= EXERCISE PROMPT =
Transcribe the records exactly from the line with "What text is on this page?" to the end, both included.

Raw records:
════════════════════

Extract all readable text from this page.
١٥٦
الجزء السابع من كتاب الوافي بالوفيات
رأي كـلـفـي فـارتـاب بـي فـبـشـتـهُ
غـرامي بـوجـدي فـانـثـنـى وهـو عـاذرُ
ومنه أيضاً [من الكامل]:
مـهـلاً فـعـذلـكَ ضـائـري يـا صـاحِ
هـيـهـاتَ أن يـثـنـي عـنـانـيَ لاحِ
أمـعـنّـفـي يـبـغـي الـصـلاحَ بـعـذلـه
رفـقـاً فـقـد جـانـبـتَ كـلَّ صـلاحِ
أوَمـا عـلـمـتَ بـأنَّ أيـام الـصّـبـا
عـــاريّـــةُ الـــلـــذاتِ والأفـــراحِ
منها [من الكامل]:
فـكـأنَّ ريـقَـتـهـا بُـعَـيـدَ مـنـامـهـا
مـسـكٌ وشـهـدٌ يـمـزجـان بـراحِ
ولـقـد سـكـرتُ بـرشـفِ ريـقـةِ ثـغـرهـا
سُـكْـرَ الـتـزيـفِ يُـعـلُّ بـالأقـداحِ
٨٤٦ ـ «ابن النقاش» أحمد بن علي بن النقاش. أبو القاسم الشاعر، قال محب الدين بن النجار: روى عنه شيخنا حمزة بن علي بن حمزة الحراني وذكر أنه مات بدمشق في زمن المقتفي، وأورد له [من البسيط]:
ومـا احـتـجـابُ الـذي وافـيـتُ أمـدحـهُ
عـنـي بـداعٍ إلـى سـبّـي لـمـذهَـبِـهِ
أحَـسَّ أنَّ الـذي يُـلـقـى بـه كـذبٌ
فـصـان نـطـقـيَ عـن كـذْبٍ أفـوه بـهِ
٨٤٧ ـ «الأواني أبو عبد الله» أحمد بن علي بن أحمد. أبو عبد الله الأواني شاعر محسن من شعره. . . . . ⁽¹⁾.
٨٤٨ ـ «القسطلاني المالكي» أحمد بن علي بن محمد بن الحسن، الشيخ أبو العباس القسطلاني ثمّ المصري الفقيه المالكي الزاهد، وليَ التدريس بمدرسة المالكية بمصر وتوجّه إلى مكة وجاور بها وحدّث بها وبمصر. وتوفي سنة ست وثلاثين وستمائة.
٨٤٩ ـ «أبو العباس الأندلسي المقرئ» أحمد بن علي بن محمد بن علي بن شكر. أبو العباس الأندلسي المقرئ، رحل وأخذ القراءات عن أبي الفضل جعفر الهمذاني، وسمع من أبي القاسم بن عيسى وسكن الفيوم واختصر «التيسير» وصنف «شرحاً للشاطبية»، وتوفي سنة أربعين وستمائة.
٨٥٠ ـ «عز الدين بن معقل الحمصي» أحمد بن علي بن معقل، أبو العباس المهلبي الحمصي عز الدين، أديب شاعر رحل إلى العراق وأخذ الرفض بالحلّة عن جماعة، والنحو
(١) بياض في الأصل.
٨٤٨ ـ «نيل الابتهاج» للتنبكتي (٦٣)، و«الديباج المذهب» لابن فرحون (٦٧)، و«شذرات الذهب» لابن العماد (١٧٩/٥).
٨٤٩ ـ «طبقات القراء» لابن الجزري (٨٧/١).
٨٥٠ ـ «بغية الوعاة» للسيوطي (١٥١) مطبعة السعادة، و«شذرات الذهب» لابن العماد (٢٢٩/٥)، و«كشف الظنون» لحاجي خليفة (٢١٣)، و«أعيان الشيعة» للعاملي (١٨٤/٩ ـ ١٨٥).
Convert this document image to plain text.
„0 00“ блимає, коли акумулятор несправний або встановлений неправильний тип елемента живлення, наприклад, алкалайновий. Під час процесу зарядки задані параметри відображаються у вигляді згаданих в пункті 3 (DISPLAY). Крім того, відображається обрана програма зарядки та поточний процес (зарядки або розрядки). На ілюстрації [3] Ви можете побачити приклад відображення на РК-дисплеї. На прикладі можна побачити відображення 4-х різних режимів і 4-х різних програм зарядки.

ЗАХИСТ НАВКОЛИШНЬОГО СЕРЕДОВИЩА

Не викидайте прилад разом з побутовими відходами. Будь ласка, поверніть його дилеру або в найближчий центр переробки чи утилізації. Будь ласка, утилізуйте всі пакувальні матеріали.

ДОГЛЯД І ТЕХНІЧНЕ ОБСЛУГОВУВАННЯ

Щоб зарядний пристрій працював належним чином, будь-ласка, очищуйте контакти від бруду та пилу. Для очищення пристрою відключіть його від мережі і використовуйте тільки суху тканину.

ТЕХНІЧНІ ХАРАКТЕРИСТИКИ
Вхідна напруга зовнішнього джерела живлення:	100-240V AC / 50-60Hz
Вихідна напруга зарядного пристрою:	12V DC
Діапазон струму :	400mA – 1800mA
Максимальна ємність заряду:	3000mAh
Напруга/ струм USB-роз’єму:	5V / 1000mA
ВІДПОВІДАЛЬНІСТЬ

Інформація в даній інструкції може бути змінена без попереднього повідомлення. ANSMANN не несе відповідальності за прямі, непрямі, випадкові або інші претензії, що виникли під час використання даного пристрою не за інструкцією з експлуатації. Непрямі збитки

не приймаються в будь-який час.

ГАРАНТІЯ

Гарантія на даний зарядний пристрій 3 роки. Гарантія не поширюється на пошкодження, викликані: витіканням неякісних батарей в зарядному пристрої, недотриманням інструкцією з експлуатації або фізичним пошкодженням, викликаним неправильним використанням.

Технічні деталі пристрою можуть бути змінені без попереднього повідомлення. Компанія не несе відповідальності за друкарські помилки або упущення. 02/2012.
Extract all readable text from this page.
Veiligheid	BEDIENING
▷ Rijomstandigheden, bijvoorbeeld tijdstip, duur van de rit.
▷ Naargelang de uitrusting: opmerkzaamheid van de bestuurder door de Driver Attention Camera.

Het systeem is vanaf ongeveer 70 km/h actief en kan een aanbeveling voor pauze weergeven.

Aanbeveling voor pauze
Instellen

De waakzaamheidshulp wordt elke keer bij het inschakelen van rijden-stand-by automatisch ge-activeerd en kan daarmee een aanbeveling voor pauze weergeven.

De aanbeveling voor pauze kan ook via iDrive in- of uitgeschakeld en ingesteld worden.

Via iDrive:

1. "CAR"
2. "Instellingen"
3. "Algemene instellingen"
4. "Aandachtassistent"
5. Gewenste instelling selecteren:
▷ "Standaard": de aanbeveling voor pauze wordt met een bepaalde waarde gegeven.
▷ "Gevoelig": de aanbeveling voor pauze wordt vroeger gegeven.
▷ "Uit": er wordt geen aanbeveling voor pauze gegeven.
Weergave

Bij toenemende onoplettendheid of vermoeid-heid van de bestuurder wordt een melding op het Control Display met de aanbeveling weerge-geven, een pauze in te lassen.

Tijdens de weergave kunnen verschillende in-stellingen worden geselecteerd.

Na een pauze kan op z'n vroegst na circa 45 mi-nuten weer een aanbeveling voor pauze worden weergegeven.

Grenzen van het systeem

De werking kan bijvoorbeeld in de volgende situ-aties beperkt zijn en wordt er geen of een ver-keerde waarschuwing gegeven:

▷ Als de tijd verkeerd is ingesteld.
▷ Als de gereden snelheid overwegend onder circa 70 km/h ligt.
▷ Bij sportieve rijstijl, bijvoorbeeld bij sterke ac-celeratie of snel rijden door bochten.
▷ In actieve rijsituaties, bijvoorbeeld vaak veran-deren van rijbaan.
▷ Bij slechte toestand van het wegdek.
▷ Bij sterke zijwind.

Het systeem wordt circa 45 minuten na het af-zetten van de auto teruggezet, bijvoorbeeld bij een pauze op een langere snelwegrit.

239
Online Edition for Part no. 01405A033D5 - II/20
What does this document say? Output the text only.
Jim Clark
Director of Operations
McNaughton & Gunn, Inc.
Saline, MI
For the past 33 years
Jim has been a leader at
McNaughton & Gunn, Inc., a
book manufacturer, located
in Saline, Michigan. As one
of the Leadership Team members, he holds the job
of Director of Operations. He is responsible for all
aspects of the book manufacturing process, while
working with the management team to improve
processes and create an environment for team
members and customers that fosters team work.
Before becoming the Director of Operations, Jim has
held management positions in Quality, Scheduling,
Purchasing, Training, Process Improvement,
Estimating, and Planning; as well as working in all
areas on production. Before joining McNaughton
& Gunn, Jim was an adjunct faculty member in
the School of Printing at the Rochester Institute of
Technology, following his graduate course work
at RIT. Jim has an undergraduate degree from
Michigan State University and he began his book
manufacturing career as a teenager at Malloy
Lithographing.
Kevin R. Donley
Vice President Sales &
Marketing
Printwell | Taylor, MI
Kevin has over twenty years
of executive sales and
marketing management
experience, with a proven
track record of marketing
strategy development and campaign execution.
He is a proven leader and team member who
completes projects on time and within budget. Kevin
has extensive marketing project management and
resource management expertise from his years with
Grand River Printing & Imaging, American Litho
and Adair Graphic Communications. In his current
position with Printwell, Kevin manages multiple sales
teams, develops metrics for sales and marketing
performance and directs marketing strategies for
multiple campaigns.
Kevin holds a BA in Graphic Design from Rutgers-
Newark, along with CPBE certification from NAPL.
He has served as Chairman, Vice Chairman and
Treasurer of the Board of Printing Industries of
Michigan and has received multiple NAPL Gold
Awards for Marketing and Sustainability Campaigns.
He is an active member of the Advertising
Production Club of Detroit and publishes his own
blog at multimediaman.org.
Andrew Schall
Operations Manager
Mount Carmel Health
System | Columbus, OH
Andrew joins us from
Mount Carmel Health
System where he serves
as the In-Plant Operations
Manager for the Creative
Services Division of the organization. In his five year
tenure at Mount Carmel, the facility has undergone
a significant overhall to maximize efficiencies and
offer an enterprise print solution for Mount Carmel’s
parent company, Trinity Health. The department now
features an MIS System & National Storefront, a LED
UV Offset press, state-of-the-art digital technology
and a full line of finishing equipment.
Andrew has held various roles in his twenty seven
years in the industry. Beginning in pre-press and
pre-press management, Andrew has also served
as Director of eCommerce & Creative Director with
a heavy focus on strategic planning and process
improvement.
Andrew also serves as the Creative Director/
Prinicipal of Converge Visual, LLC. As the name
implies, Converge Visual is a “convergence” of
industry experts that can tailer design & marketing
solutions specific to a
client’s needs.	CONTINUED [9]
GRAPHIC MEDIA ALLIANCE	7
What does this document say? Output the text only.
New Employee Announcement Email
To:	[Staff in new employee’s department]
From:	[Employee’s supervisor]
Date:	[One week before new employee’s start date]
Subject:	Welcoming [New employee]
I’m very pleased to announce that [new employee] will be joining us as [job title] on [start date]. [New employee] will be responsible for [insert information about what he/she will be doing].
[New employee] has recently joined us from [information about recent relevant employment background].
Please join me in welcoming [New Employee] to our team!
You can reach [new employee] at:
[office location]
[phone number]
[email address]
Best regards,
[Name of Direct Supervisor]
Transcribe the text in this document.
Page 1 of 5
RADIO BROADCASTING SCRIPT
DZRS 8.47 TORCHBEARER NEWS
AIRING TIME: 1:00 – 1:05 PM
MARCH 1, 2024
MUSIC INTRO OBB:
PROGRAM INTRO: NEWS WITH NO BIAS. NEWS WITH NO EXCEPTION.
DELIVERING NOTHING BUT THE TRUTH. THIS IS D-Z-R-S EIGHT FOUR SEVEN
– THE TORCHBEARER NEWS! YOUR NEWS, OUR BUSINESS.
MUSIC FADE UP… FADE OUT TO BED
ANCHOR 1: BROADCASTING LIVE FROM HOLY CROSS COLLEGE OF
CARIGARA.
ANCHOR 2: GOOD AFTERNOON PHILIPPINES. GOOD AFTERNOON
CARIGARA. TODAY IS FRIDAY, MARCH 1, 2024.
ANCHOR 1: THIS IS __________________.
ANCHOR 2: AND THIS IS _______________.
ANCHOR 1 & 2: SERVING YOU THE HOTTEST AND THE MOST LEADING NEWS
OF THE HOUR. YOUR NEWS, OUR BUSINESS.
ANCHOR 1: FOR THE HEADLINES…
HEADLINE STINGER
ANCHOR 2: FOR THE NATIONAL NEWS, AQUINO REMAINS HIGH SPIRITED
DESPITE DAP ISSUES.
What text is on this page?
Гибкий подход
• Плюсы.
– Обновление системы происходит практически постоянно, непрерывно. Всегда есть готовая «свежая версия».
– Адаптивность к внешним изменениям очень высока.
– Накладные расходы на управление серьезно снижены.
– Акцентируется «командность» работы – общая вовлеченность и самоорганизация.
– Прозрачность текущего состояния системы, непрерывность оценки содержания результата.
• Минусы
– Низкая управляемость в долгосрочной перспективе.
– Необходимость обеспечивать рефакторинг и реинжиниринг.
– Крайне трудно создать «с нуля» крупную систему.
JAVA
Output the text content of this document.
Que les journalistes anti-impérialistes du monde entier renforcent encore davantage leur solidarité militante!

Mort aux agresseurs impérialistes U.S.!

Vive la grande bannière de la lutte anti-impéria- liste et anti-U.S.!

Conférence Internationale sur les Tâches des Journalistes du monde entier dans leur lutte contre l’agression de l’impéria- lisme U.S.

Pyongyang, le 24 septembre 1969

════════════════════

= THE ANSWER =
What text is on this page?
Гибкий подход
• Плюсы.
– Обновление системы происходит практически постоянно, непрерывно. Всегда есть готовая «свежая версия».
– Адаптивность к внешним изменениям очень высока.
– Накладные расходы на управление серьезно снижены.
– Акцентируется «командность» работы – общая вовлеченность и самоорганизация.
– Прозрачность текущего состояния системы, непрерывность оценки содержания результата.
• Минусы
– Низкая управляемость в долгосрочной перспективе.
– Необходимость обеспечивать рефакторинг и реинжиниринг.
– Крайне трудно создать «с нуля» крупную систему.
JAVA
Output the text content of this document.
Que les journalistes anti-impérialistes du monde entier renforcent encore davantage leur solidarité militante!

Mort aux agresseurs impérialistes U.S.!

Vive la grande bannière de la lutte anti-impéria- liste et anti-U.S.!

Conférence Internationale sur les Tâches des Journalistes du monde entier dans leur lutte contre l’agression de l’impéria- lisme U.S.

Pyongyang, le 24 septembre 1969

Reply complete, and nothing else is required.